#### [EXERCISE INSTRUCTIONS]
Please return the full listing below without altering anything.

#### [DATA]

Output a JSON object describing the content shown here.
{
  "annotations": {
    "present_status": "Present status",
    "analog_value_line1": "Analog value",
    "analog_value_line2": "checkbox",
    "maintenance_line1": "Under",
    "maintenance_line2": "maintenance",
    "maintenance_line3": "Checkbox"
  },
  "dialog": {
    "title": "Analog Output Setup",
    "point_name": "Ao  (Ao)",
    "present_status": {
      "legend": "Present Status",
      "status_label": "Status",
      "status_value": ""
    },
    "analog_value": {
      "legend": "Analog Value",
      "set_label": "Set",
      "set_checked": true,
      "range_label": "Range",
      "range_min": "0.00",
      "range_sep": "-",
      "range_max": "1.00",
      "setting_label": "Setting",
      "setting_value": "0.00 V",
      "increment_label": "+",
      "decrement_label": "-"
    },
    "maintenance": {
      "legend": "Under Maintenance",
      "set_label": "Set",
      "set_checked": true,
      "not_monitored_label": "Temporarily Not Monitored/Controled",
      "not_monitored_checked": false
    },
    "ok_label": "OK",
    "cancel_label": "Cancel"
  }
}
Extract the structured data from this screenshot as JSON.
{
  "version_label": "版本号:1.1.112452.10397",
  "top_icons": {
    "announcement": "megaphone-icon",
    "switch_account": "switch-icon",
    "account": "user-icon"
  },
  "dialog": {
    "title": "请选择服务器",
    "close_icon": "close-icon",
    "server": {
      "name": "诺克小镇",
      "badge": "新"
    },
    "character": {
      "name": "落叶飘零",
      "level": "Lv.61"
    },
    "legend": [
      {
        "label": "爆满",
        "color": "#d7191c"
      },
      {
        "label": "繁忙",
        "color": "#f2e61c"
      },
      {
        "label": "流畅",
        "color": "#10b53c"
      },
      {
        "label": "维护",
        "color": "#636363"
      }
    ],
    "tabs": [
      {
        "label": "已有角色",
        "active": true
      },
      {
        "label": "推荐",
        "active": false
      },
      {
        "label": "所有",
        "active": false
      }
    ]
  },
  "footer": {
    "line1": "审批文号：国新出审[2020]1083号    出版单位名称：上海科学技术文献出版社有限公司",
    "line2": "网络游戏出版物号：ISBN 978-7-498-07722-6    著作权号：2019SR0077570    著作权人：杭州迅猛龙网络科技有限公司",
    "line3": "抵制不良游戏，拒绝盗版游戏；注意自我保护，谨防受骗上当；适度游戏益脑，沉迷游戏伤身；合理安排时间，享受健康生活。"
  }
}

#### [THE RESPONSE]
Output a JSON object describing the content shown here.
{
  "annotations": {
    "present_status": "Present status",
    "analog_value_line1": "Analog value",
    "analog_value_line2": "checkbox",
    "maintenance_line1": "Under",
    "maintenance_line2": "maintenance",
    "maintenance_line3": "Checkbox"
  },
  "dialog": {
    "title": "Analog Output Setup",
    "point_name": "Ao  (Ao)",
    "present_status": {
      "legend": "Present Status",
      "status_label": "Status",
      "status_value": ""
    },
    "analog_value": {
      "legend": "Analog Value",
      "set_label": "Set",
      "set_checked": true,
      "range_label": "Range",
      "range_min": "0.00",
      "range_sep": "-",
      "range_max": "1.00",
      "setting_label": "Setting",
      "setting_value": "0.00 V",
      "increment_label": "+",
      "decrement_label": "-"
    },
    "maintenance": {
      "legend": "Under Maintenance",
      "set_label": "Set",
      "set_checked": true,
      "not_monitored_label": "Temporarily Not Monitored/Controled",
      "not_monitored_checked": false
    },
    "ok_label": "OK",
    "cancel_label": "Cancel"
  }
}
Extract the structured data from this screenshot as JSON.
{
  "version_label": "版本号:1.1.112452.10397",
  "top_icons": {
    "announcement": "megaphone-icon",
    "switch_account": "switch-icon",
    "account": "user-icon"
  },
  "dialog": {
    "title": "请选择服务器",
    "close_icon": "close-icon",
    "server": {
      "name": "诺克小镇",
      "badge": "新"
    },
    "character": {
      "name": "落叶飘零",
      "level": "Lv.61"
    },
    "legend": [
      {
        "label": "爆满",
        "color": "#d7191c"
      },
      {
        "label": "繁忙",
        "color": "#f2e61c"
      },
      {
        "label": "流畅",
        "color": "#10b53c"
      },
      {
        "label": "维护",
        "color": "#636363"
      }
    ],
    "tabs": [
      {
        "label": "已有角色",
        "active": true
      },
      {
        "label": "推荐",
        "active": false
      },
      {
        "label": "所有",
        "active": false
      }
    ]
  },
  "footer": {
    "line1": "审批文号：国新出审[2020]1083号    出版单位名称：上海科学技术文献出版社有限公司",
    "line2": "网络游戏出版物号：ISBN 978-7-498-07722-6    著作权号：2019SR0077570    著作权人：杭州迅猛龙网络科技有限公司",
    "line3": "抵制不良游戏，拒绝盗版游戏；注意自我保护，谨防受骗上当；适度游戏益脑，沉迷游戏伤身；合理安排时间，享受健康生活。"
  }
}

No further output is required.